= Your assignment =
Show each line from the listing that includes the word "Correct".
----
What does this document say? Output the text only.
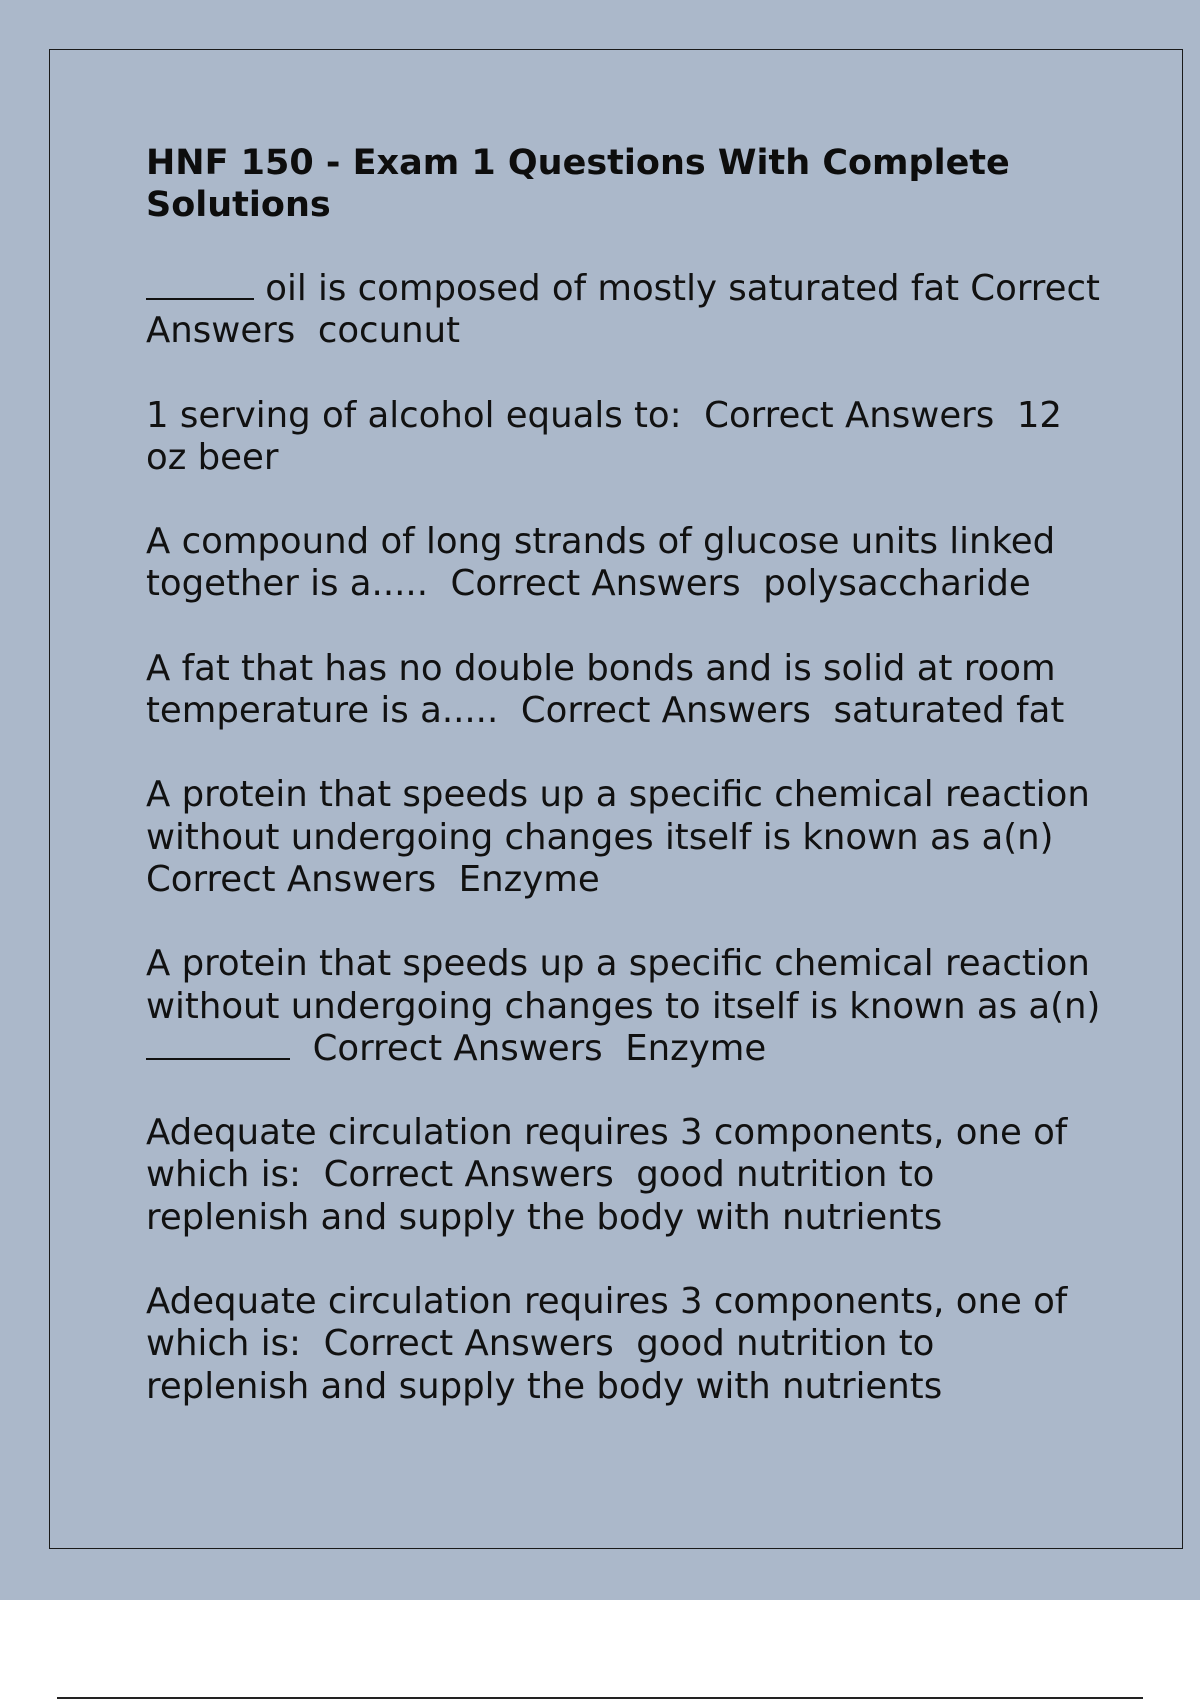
HNF 150 - Exam 1 Questions With Complete Solutions
oil is composed of mostly saturated fat Correct Answers  cocunut
1 serving of alcohol equals to:  Correct Answers  12 oz beer
A compound of long strands of glucose units linked together is a.....  Correct Answers  polysaccharide
A fat that has no double bonds and is solid at room temperature is a.....  Correct Answers  saturated fat
A protein that speeds up a specific chemical reaction without undergoing changes itself is known as a(n)  Correct Answers  Enzyme
A protein that speeds up a specific chemical reaction without undergoing changes to itself is known as a(n)   Correct Answers  Enzyme
Adequate circulation requires 3 components, one of which is:  Correct Answers  good nutrition to replenish and supply the body with nutrients
Adequate circulation requires 3 components, one of which is:  Correct Answers  good nutrition to replenish and supply the body with nutrients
----
= Reply to the task =
oil is composed of mostly saturated fat Correct Answers  cocunut
1 serving of alcohol equals to:  Correct Answers  12 oz beer
A compound of long strands of glucose units linked together is a.....  Correct Answers  polysaccharide
A fat that has no double bonds and is solid at room temperature is a.....  Correct Answers  saturated fat
A protein that speeds up a specific chemical reaction without undergoing changes itself is known as a(n)  Correct Answers  Enzyme
A protein that speeds up a specific chemical reaction without undergoing changes to itself is known as a(n)   Correct Answers  Enzyme
Adequate circulation requires 3 components, one of which is:  Correct Answers  good nutrition to replenish and supply the body with nutrients
Adequate circulation requires 3 components, one of which is:  Correct Answers  good nutrition to replenish and supply the body with nutrients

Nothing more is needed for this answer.